WHAT TO DO: Search the listing for the string "Sonja" and copy every line that contains it.

EXTRACTED RECORDS:
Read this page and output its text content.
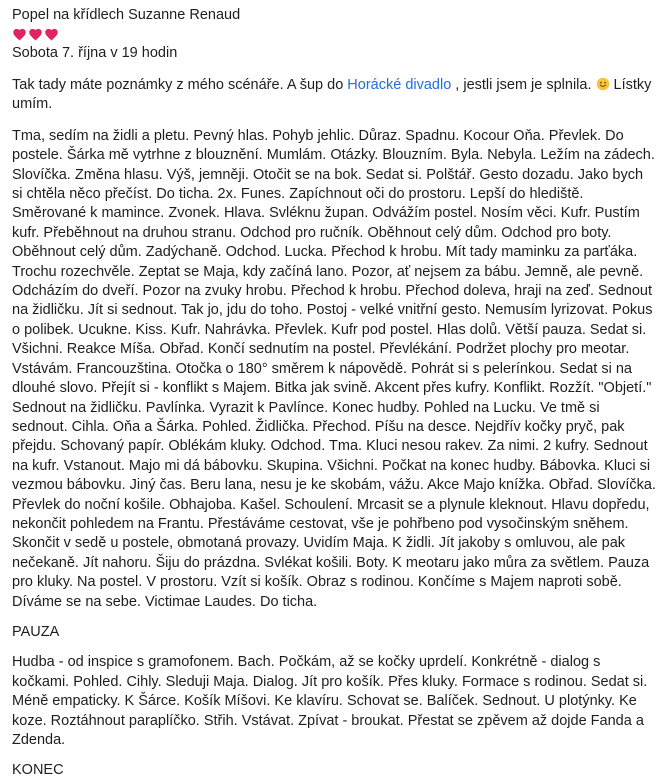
Popel na křídlech Suzanne Renaud
Sobota 7. října v 19 hodin

Tak tady máte poznámky z mého scénáře. A šup do Horácké divadlo , jestli jsem je splnila.  Lístky umím.

Tma, sedím na židli a pletu. Pevný hlas. Pohyb jehlic. Důraz. Spadnu. Kocour Oňa. Převlek. Do postele. Šárka mě vytrhne z blouznění. Mumlám. Otázky. Blouzním. Byla. Nebyla. Ležím na zádech. Slovíčka. Změna hlasu. Výš, jemněji. Otočit se na bok. Sedat si. Polštář. Gesto dozadu. Jako bych si chtěla něco přečíst. Do ticha. 2x. Funes. Zapíchnout oči do prostoru. Lepší do hlediště. Směrované k mamince. Zvonek. Hlava. Svléknu župan. Odvážím postel. Nosím věci. Kufr. Pustím kufr. Přeběhnout na druhou stranu. Odchod pro ručník. Oběhnout celý dům. Odchod pro boty. Oběhnout celý dům. Zadýchaně. Odchod. Lucka. Přechod k hrobu. Mít tady maminku za parťáka. Trochu rozechvěle. Zeptat se Maja, kdy začíná lano. Pozor, ať nejsem za bábu. Jemně, ale pevně. Odcházím do dveří. Pozor na zvuky hrobu. Přechod k hrobu. Přechod doleva, hraji na zeď. Sednout na židličku. Jít si sednout. Tak jo, jdu do toho. Postoj - velké vnitřní gesto. Nemusím lyrizovat. Pokus o polibek. Ucukne. Kiss. Kufr. Nahrávka. Převlek. Kufr pod postel. Hlas dolů. Větší pauza. Sedat si. Všichni. Reakce Míša. Obřad. Končí sednutím na postel. Převlékání. Podržet plochy pro meotar. Vstávám. Francouzština. Otočka o 180° směrem k nápovědě. Pohrát si s pelerínkou. Sedat si na dlouhé slovo. Přejít si - konflikt s Majem. Bitka jak svině. Akcent přes kufry. Konflikt. Rozžít. "Objetí." Sednout na židličku. Pavlínka. Vyrazit k Pavlínce. Konec hudby. Pohled na Lucku. Ve tmě si sednout. Cihla. Oňa a Šárka. Pohled. Židlička. Přechod. Píšu na desce. Nejdřív kočky pryč, pak přejdu. Schovaný papír. Oblékám kluky. Odchod. Tma. Kluci nesou rakev. Za nimi. 2 kufry. Sednout na kufr. Vstanout. Majo mi dá bábovku. Skupina. Všichni. Počkat na konec hudby. Bábovka. Kluci si vezmou bábovku. Jiný čas. Beru lana, nesu je ke skobám, vážu. Akce Majo knížka. Obřad. Slovíčka. Převlek do noční košile. Obhajoba. Kašel. Schoulení. Mrcasit se a plynule kleknout. Hlavu dopředu, nekončit pohledem na Frantu. Přestáváme cestovat, vše je pohřbeno pod vysočinským sněhem. Skončit v sedě u postele, obmotaná provazy. Uvidím Maja. K židli. Jít jakoby s omluvou, ale pak nečekaně. Jít nahoru. Šiju do prázdna. Svlékat košili. Boty. K meotaru jako můra za světlem. Pauza pro kluky. Na postel. V prostoru. Vzít si košík. Obraz s rodinou. Končíme s Majem naproti sobě. Díváme se na sebe. Victimae Laudes. Do ticha.

PAUZA

Hudba - od inspice s gramofonem. Bach. Počkám, až se kočky uprdelí. Konkrétně - dialog s kočkami. Pohled. Cihly. Sleduji Maja. Dialog. Jít pro košík. Přes kluky. Formace s rodinou. Sedat si. Méně empaticky. K Šárce. Košík Míšovi. Ke klavíru. Schovat se. Balíček. Sednout. U plotýnky. Ke koze. Roztáhnout paraplíčko. Střih. Vstávat. Zpívat - broukat. Přestat se zpěvem až dojde Fanda a Zdenda.

KONEC
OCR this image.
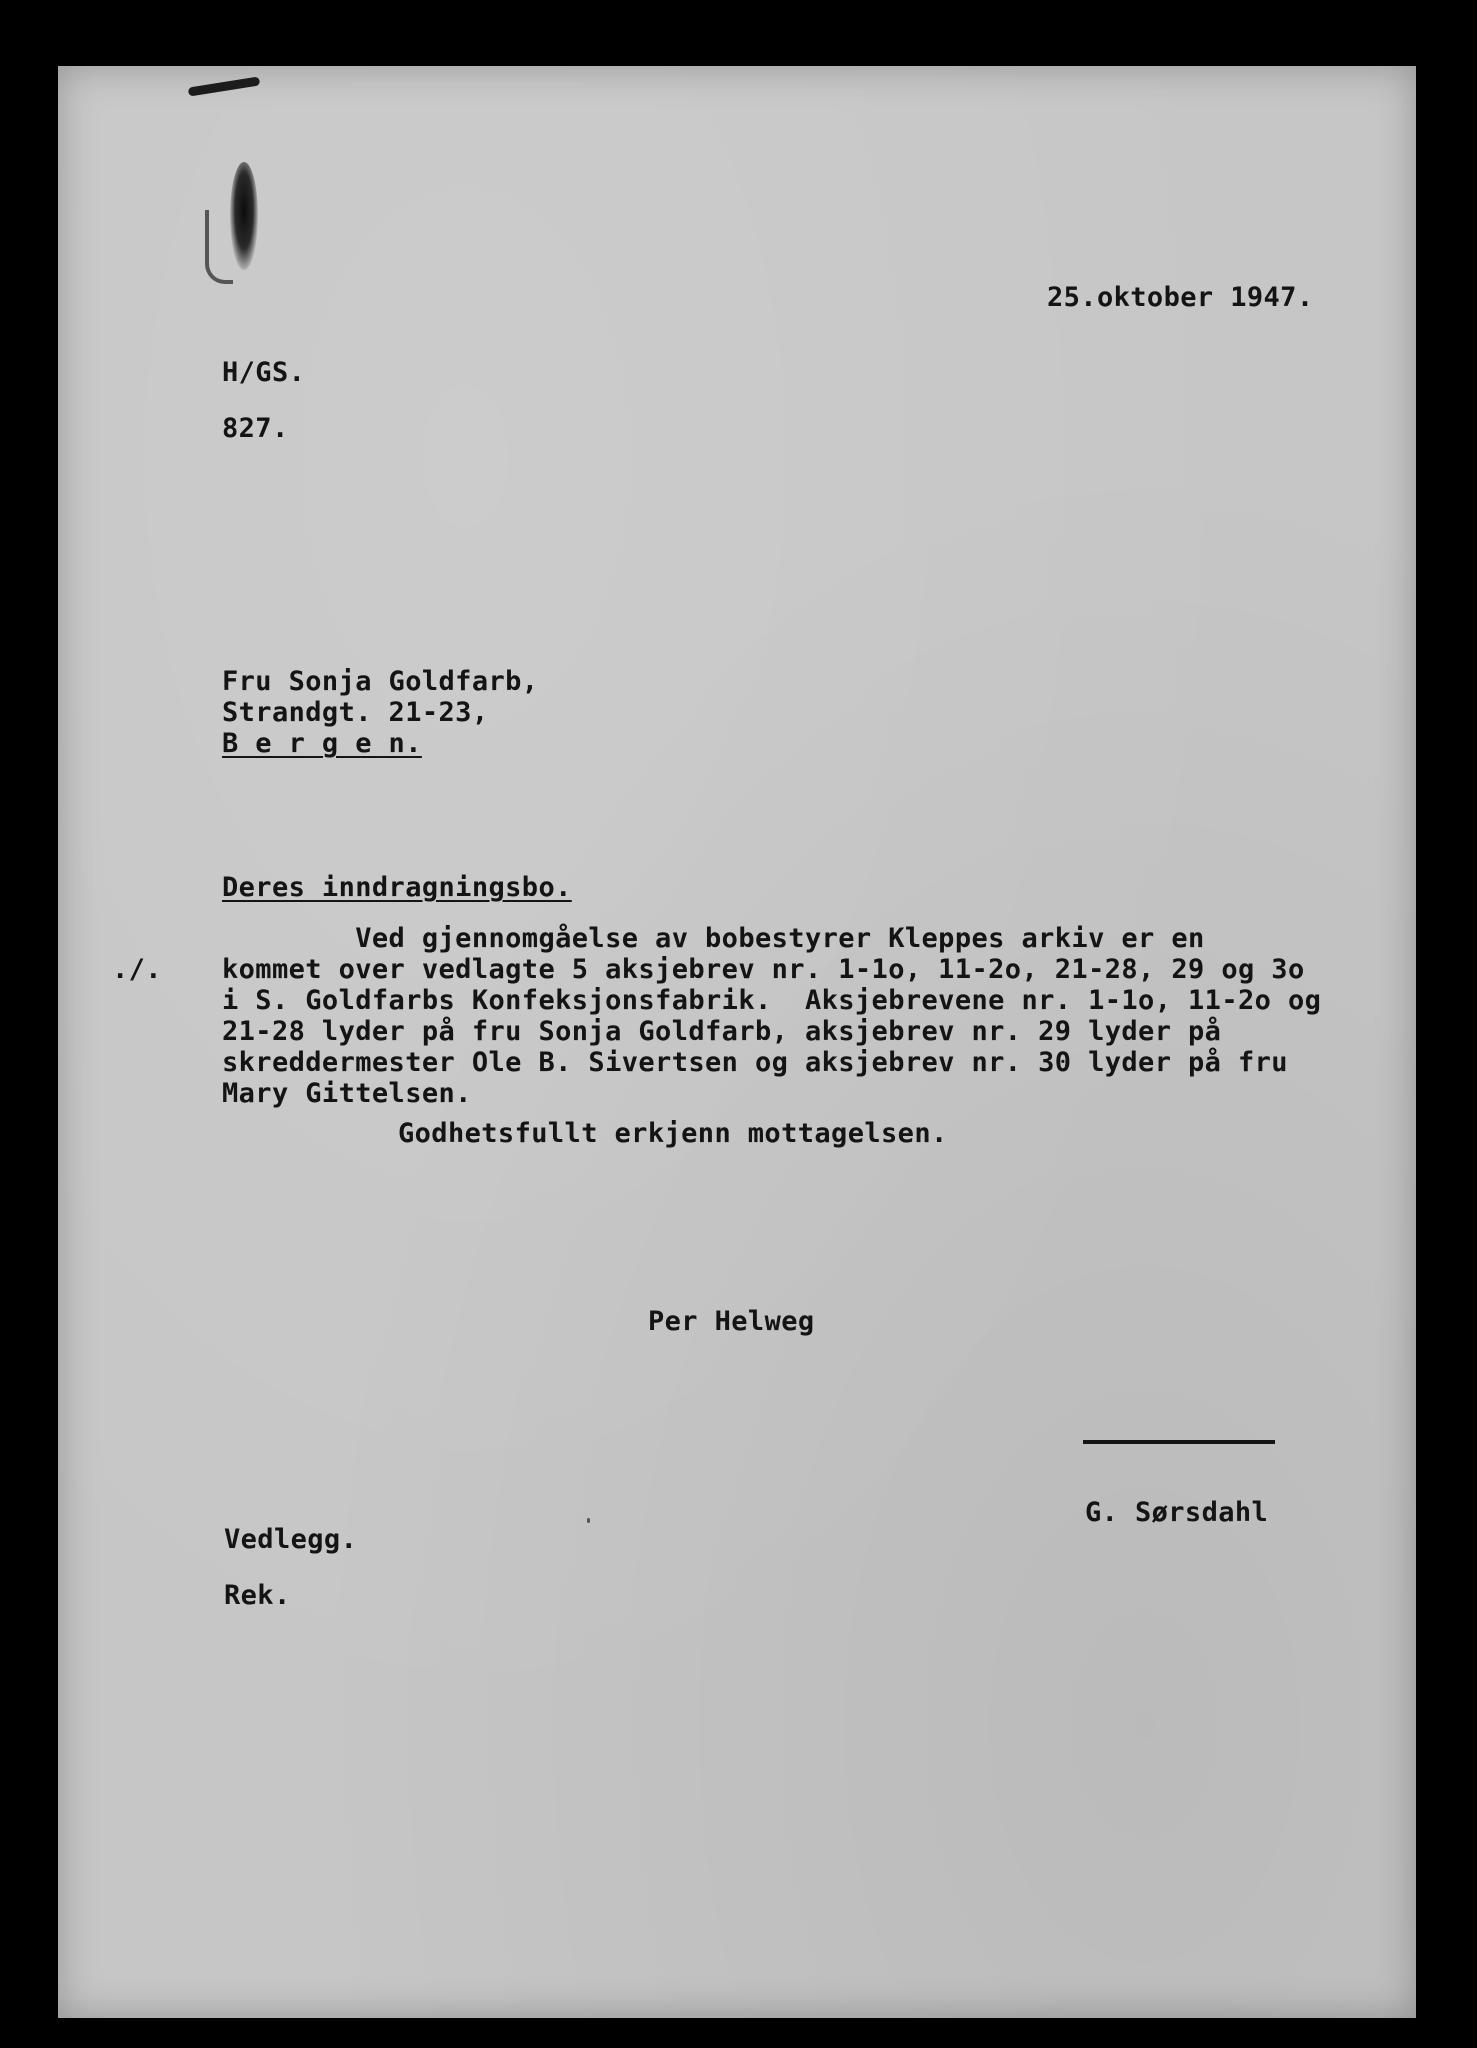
25.oktober 1947.
H/GS.
827.
Fru Sonja Goldfarb,
Strandgt. 21-23,
B e r g e n.
Deres inndragningsbo.
./.
Ved gjennomgåelse av bobestyrer Kleppes arkiv er en
kommet over vedlagte 5 aksjebrev nr. 1-1o, 11-2o, 21-28, 29 og 3o
i S. Goldfarbs Konfeksjonsfabrik.  Aksjebrevene nr. 1-1o, 11-2o og
21-28 lyder på fru Sonja Goldfarb, aksjebrev nr. 29 lyder på
skreddermester Ole B. Sivertsen og aksjebrev nr. 30 lyder på fru
Mary Gittelsen.
Godhetsfullt erkjenn mottagelsen.
Per Helweg
G. Sørsdahl
Vedlegg.
Rek.
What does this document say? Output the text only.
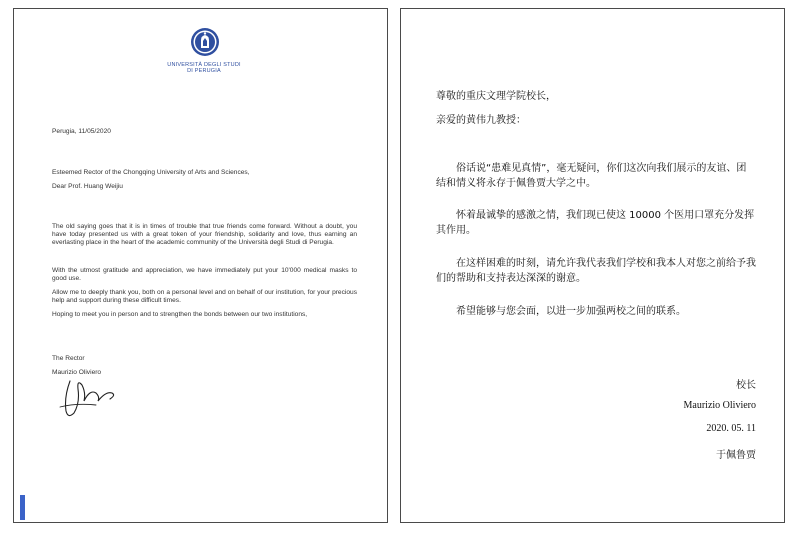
UNIVERSITÀ DEGLI STUDI
DI PERUGIA

Perugia, 11/05/2020

Esteemed Rector of the Chongqing University of Arts and Sciences,

Dear Prof. Huang Weijiu

The old saying goes that it is in times of trouble that true friends come forward. Without a doubt, you have today presented us with a great token of your friendship, solidarity and love, thus earning an everlasting place in the heart of the academic community of the Università degli Studi di Perugia.

With the utmost gratitude and appreciation, we have immediately put your 10'000 medical masks to good use.

Allow me to deeply thank you, both on a personal level and on behalf of our institution, for your precious help and support during these difficult times.

Hoping to meet you in person and to strengthen the bonds between our two institutions,

The Rector

Maurizio Oliviero

尊敬的重庆文理学院校长，

亲爱的黄伟九教授：

俗话说“患难见真情”，毫无疑问，你们这次向我们展示的友谊、团结和情义将永存于佩鲁贾大学之中。

怀着最诚挚的感激之情，我们现已使这 10000 个医用口罩充分发挥其作用。

在这样困难的时刻，请允许我代表我们学校和我本人对您之前给予我们的帮助和支持表达深深的谢意。

希望能够与您会面，以进一步加强两校之间的联系。

校长
Maurizio Oliviero
2020. 05. 11
于佩鲁贾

EXERCISE RESPONSE:
Fru Sonja Goldfarb,
21-28 lyder på fru Sonja Goldfarb, aksjebrev nr. 29 lyder på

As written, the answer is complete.